2. Criterios directivos

   Cada catequizando ha de recibir un trato diferente, porque la persona es distinta y el misterio de Dios en cada uno reclama respuestas personales.
   El catequista sólo podrá entender y lograr ese trato diferencial, en lo espiritual y en lo psicológico, si es capaz de prepararse con la reflexión sobre las propias experiencias acumuladas y con el contraste con los demás catequistas.
   El diálogo, la prudencia, la abnegación, la constancia, la sensibilidad y el tacto pedagógico no se aprenden en los libros, sino en el contacto con las personas.
   Además el campo en el que se mueve su acción de catequista no es el profano de las ciencias positivas, ni siquiera religiosas, ni es el social de las relaciones grupales. El se mueve en las fronteras del misterio: el de la Palabra de Dios, el del hombre libre, el de la comunidad de fe, el de la esperanza escatológica. El entra en juego como mediador y debe aprender a mediar, no a absorber o a imponer. La formación en la palabra de Dios y el constante incremento de sus conocimientos en los contenidos bíblicos, litúrgi­cos, doctrina­les, morales o sociales, le resulta de necesidad.
   Por eso su fuente mejor de formación profesional se halla en la Sagrada Escritura y lo que ella implica para la vida del creyente.

- - - - - - -

Devuelve completo y sin ningún cambio el pasaje sobre los criterios directivos del catequista. Los ítems no tienen ningún papel aquí.

- - - - - - -

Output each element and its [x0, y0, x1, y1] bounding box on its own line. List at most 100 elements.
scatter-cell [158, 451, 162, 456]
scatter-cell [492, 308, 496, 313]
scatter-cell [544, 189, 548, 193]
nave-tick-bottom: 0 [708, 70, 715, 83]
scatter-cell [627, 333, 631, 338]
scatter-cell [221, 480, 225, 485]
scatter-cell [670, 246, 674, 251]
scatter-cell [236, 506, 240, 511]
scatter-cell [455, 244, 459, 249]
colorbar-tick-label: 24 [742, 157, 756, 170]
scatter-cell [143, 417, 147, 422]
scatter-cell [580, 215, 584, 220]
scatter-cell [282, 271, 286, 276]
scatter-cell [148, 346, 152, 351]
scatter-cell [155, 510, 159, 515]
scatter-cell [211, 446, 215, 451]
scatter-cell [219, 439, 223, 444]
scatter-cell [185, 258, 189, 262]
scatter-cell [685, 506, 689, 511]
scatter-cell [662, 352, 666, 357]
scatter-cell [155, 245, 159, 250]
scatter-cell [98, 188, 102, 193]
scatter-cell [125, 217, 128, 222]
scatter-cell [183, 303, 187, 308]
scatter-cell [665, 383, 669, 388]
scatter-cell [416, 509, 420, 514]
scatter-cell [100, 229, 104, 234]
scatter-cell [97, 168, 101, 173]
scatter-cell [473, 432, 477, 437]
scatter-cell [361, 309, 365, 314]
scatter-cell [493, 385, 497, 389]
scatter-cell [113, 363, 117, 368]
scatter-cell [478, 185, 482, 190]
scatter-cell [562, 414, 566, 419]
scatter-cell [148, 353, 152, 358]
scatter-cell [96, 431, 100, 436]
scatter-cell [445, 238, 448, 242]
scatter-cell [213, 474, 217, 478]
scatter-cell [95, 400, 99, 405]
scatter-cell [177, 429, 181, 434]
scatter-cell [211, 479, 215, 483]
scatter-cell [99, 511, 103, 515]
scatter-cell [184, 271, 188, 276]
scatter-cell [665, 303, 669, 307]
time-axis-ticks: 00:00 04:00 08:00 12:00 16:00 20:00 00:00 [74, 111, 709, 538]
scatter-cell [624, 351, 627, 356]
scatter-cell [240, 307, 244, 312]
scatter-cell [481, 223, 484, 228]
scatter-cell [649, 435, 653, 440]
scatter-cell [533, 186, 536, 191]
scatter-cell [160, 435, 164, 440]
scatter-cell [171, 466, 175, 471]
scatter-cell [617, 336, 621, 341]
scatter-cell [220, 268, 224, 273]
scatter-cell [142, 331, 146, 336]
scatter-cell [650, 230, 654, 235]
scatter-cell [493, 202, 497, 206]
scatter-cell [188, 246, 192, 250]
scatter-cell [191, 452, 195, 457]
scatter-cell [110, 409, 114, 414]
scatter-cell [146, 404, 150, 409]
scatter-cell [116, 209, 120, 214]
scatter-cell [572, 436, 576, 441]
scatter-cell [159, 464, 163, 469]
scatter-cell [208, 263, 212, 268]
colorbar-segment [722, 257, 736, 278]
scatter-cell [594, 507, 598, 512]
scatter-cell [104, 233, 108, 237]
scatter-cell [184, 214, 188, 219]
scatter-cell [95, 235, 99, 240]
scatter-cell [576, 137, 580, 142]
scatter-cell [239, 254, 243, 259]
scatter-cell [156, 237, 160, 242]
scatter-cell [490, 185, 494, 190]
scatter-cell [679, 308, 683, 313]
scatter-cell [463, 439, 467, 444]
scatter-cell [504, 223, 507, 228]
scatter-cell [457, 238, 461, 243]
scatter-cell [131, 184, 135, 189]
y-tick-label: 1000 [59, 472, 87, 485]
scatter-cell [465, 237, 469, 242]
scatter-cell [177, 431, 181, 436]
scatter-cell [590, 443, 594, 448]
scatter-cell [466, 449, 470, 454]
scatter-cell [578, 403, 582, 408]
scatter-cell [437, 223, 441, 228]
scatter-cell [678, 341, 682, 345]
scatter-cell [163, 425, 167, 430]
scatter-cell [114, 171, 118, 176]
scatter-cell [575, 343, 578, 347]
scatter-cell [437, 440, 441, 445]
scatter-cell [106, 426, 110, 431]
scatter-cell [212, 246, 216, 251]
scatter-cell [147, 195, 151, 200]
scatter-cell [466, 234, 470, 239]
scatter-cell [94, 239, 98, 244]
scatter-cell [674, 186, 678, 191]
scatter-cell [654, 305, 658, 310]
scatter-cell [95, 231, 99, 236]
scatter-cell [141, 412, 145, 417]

- - - - - - -

#### Respuesta
2. Criterios directivos

   Cada catequizando ha de recibir un trato diferente, porque la persona es distinta y el misterio de Dios en cada uno reclama respuestas personales.
   El catequista sólo podrá entender y lograr ese trato diferencial, en lo espiritual y en lo psicológico, si es capaz de prepararse con la reflexión sobre las propias experiencias acumuladas y con el contraste con los demás catequistas.
   El diálogo, la prudencia, la abnegación, la constancia, la sensibilidad y el tacto pedagógico no se aprenden en los libros, sino en el contacto con las personas.
   Además el campo en el que se mueve su acción de catequista no es el profano de las ciencias positivas, ni siquiera religiosas, ni es el social de las relaciones grupales. El se mueve en las fronteras del misterio: el de la Palabra de Dios, el del hombre libre, el de la comunidad de fe, el de la esperanza escatológica. El entra en juego como mediador y debe aprender a mediar, no a absorber o a imponer. La formación en la palabra de Dios y el constante incremento de sus conocimientos en los contenidos bíblicos, litúrgi­cos, doctrina­les, morales o sociales, le resulta de necesidad.
   Por eso su fuente mejor de formación profesional se halla en la Sagrada Escritura y lo que ella implica para la vida del creyente.